» **PROVIDED DATA**:
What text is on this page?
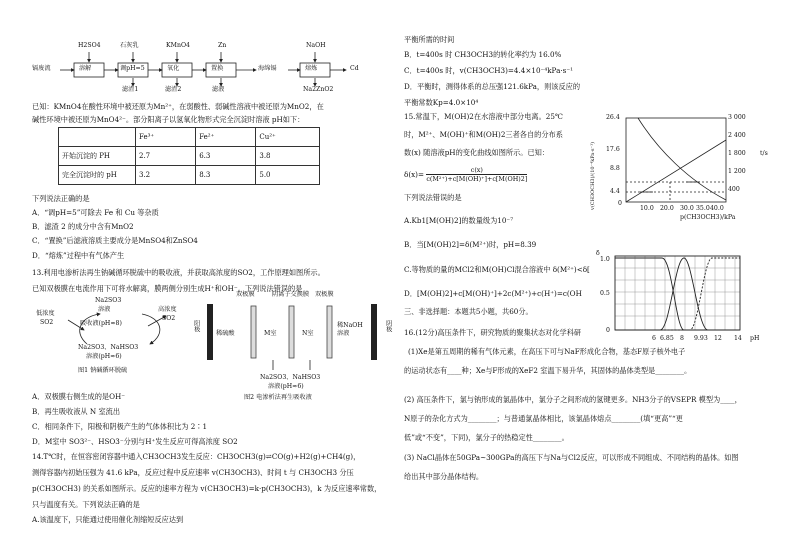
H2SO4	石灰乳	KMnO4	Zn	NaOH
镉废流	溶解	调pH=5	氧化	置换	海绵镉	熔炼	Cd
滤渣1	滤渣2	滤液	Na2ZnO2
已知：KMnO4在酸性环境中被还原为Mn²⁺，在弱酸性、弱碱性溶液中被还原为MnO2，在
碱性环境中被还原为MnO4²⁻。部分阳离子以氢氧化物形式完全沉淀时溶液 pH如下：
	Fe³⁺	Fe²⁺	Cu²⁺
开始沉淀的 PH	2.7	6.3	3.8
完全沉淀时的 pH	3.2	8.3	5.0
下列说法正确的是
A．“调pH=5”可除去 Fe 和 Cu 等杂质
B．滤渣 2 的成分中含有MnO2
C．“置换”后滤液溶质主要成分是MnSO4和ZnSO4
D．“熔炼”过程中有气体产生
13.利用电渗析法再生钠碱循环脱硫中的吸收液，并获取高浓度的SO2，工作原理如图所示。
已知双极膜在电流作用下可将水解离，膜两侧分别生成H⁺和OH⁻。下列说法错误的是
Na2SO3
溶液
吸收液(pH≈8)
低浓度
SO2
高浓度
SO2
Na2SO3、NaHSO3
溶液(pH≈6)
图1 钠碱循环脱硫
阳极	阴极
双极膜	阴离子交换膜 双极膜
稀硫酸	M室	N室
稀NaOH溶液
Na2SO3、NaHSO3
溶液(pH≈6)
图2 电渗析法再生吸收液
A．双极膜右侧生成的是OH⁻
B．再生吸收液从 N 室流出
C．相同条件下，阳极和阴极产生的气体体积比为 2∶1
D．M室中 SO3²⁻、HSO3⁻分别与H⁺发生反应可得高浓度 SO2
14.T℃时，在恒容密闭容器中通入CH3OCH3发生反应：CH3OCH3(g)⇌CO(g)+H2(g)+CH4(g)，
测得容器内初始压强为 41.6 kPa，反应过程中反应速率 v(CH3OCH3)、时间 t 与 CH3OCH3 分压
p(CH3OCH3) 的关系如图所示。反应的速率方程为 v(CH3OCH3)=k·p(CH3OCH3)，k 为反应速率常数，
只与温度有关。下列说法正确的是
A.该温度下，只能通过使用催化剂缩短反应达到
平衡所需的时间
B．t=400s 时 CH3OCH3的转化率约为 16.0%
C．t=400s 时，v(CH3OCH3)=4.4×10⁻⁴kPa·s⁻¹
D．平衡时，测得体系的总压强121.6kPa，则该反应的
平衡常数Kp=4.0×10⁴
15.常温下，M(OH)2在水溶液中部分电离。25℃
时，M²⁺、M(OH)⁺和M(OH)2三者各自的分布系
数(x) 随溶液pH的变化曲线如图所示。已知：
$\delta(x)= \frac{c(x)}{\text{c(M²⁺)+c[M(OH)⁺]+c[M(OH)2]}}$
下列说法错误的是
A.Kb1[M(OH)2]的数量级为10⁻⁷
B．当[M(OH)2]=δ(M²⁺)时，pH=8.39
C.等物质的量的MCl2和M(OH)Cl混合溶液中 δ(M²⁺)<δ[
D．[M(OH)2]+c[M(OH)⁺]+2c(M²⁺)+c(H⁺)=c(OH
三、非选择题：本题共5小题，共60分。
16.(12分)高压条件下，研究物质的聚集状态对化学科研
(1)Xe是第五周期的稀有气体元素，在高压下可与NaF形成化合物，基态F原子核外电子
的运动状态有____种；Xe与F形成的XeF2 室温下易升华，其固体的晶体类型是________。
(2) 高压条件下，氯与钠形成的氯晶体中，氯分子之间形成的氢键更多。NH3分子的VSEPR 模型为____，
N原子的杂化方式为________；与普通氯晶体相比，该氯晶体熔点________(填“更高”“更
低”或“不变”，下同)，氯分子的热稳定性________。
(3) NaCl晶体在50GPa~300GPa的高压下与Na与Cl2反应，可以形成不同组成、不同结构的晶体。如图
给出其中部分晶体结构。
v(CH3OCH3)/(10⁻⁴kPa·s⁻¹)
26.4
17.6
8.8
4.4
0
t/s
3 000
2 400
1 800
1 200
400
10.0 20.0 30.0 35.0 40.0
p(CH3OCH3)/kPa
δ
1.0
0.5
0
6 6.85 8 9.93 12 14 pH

...

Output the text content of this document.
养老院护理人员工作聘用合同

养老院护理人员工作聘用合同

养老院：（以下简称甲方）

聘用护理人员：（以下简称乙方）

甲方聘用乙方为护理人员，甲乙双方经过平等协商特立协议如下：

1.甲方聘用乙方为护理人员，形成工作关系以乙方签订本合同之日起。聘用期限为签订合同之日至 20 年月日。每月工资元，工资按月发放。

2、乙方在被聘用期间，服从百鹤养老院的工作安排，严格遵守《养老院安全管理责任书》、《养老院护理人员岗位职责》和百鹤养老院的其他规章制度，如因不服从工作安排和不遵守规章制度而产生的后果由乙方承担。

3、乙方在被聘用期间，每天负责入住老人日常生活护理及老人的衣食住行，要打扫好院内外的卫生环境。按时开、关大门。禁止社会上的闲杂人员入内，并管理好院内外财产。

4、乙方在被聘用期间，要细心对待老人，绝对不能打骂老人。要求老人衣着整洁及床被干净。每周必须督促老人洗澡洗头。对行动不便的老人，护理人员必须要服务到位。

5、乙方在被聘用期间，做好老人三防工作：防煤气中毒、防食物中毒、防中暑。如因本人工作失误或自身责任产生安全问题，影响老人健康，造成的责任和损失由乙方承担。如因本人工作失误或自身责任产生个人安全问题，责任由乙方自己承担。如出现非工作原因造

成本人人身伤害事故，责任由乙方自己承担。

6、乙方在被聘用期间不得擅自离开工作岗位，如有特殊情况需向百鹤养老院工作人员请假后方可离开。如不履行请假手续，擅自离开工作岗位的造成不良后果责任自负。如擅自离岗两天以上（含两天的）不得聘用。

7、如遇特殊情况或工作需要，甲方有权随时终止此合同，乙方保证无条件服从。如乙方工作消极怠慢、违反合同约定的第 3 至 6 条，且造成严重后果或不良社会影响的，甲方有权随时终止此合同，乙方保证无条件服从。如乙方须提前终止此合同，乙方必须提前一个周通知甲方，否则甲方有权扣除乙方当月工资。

» **WRITTEN PROBLEM**: Report how many lines of the data hold the string "下列说法错误的是"; give only the number.

» **TASK OUTPUT**: 2